• _Goal_: Copy each line in which the string "convexitat" occurs.

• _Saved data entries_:
════
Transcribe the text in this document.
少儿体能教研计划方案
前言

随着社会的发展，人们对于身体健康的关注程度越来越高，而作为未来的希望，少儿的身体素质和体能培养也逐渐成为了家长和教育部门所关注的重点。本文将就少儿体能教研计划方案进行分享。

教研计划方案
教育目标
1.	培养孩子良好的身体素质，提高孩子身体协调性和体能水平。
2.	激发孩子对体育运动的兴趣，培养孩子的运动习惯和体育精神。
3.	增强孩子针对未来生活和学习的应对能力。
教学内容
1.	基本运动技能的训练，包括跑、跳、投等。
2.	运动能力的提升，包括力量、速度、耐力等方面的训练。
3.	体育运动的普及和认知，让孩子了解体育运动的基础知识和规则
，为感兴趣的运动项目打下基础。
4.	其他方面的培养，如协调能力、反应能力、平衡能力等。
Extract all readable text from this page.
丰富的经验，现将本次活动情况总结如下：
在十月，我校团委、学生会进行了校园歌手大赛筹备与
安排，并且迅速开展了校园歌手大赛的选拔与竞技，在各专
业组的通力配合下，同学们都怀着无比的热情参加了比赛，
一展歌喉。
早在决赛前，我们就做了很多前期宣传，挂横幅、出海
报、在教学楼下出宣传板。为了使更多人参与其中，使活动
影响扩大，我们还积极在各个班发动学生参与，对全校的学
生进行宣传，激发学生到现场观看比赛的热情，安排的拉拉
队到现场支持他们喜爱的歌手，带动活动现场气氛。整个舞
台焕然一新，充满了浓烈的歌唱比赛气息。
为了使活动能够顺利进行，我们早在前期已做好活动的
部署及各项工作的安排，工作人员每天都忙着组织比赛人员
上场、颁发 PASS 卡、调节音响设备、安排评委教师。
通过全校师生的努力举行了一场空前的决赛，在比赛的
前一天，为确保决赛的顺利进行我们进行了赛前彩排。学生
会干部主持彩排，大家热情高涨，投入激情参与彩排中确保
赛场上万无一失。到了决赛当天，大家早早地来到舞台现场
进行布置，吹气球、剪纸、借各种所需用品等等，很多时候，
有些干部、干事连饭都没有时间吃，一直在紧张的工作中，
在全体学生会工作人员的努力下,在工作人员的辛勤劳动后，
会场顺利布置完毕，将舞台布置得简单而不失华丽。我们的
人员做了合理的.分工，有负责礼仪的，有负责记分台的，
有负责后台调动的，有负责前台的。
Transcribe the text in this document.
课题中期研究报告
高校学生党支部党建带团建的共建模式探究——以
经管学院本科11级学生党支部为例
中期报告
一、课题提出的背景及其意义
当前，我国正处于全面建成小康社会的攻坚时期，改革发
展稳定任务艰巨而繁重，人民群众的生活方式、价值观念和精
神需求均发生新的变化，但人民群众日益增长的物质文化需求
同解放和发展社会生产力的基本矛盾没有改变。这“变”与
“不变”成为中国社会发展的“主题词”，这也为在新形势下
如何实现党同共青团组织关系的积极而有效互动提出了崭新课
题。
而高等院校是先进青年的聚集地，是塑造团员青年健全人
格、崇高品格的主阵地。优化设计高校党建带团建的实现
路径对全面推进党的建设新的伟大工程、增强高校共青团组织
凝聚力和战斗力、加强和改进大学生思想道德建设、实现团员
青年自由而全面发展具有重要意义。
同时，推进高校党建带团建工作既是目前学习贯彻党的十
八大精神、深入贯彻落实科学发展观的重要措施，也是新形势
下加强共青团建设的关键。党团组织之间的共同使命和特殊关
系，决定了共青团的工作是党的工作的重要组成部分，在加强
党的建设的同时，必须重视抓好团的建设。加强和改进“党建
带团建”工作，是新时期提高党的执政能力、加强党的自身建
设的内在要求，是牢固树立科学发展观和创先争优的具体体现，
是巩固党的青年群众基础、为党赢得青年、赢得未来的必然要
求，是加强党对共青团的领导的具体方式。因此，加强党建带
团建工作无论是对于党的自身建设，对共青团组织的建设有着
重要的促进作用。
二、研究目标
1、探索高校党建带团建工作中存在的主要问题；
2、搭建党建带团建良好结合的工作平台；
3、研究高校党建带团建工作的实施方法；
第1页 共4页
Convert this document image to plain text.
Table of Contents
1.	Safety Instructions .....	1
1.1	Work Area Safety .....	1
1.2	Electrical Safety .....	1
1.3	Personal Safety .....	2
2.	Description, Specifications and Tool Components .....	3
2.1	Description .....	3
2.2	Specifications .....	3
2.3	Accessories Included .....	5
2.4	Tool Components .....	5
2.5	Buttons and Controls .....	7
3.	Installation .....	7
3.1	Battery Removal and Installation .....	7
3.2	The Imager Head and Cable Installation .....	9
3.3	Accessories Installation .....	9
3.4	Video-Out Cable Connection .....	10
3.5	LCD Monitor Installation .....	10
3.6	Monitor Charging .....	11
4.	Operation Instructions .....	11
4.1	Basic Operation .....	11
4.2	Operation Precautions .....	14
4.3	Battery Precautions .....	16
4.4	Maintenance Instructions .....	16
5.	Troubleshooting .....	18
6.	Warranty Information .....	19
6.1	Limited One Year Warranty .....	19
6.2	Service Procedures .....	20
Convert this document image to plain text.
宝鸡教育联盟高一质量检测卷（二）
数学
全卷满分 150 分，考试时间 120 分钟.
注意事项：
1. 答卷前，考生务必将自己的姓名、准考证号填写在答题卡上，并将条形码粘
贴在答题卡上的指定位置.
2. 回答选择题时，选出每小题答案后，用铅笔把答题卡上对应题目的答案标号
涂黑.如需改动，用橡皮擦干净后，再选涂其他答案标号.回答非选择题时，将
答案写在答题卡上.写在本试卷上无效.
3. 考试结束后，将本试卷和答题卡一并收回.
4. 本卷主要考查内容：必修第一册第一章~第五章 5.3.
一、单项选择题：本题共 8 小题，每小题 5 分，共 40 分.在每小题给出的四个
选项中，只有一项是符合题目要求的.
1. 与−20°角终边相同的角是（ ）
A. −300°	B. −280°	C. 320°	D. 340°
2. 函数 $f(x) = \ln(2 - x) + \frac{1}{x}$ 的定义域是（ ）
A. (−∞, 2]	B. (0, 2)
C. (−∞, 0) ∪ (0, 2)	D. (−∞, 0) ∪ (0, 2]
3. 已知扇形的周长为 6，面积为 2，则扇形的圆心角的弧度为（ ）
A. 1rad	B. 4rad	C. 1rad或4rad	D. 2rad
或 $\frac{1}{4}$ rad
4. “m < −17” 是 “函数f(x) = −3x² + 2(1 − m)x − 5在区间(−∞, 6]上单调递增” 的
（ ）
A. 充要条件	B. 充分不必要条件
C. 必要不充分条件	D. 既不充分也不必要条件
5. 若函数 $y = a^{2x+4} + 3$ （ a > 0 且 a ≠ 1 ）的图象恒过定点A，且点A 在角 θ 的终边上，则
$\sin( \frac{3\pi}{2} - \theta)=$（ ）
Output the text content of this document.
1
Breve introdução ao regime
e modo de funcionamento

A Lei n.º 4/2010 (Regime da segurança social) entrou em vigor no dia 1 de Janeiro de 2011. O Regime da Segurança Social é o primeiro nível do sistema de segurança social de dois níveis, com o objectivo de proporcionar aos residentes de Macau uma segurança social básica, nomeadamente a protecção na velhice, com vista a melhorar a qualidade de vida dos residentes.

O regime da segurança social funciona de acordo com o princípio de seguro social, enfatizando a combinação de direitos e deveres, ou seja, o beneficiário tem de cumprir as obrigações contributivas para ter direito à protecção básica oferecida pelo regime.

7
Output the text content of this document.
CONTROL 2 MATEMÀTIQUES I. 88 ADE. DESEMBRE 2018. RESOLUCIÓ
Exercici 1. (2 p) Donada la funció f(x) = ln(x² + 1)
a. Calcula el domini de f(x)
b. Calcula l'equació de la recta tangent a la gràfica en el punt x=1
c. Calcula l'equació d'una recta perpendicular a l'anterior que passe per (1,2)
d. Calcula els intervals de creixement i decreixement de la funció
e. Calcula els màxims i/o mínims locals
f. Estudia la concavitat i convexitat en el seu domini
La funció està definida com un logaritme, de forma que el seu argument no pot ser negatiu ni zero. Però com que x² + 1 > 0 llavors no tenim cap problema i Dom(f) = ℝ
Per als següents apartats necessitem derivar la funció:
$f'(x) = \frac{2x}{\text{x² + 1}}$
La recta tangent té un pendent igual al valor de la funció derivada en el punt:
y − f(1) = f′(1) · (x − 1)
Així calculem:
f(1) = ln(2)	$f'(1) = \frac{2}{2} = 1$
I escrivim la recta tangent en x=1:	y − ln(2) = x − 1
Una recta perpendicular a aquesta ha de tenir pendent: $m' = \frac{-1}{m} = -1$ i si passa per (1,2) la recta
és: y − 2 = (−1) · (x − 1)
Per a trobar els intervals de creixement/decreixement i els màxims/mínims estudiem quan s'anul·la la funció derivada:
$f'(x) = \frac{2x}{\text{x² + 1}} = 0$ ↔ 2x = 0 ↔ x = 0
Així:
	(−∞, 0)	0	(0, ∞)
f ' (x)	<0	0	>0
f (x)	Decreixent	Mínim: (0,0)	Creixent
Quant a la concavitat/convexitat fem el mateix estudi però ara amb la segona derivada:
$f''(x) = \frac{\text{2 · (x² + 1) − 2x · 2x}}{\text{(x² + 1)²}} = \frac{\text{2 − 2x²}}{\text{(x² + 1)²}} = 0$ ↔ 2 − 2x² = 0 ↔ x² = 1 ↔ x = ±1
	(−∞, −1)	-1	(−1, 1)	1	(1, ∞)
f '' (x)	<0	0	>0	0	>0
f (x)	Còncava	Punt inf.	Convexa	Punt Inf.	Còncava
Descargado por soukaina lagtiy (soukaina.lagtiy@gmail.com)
════
• _Result for this exercise_:
f. Estudia la concavitat i convexitat en el seu domini
Quant a la concavitat/convexitat fem el mateix estudi però ara amb la segona derivada:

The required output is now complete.